→ **Goal**
Every entry here needs to be repeated exactly.

(Dataset entries)
- - -
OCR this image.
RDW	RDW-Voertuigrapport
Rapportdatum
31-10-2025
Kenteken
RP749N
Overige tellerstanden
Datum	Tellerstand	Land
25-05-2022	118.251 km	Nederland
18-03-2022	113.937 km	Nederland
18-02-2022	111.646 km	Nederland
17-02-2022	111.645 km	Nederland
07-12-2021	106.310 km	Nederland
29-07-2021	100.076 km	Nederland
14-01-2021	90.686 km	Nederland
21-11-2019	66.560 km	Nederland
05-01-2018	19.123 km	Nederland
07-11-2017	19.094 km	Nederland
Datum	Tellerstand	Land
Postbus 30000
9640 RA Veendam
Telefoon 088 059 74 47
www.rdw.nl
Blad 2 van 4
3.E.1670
- - -
→ **Task answer**
OCR this image.
RDW	RDW-Voertuigrapport
Rapportdatum
31-10-2025
Kenteken
RP749N
Overige tellerstanden
Datum	Tellerstand	Land
25-05-2022	118.251 km	Nederland
18-03-2022	113.937 km	Nederland
18-02-2022	111.646 km	Nederland
17-02-2022	111.645 km	Nederland
07-12-2021	106.310 km	Nederland
29-07-2021	100.076 km	Nederland
14-01-2021	90.686 km	Nederland
21-11-2019	66.560 km	Nederland
05-01-2018	19.123 km	Nederland
07-11-2017	19.094 km	Nederland
Datum	Tellerstand	Land
Postbus 30000
9640 RA Veendam
Telefoon 088 059 74 47
www.rdw.nl
Blad 2 van 4
3.E.1670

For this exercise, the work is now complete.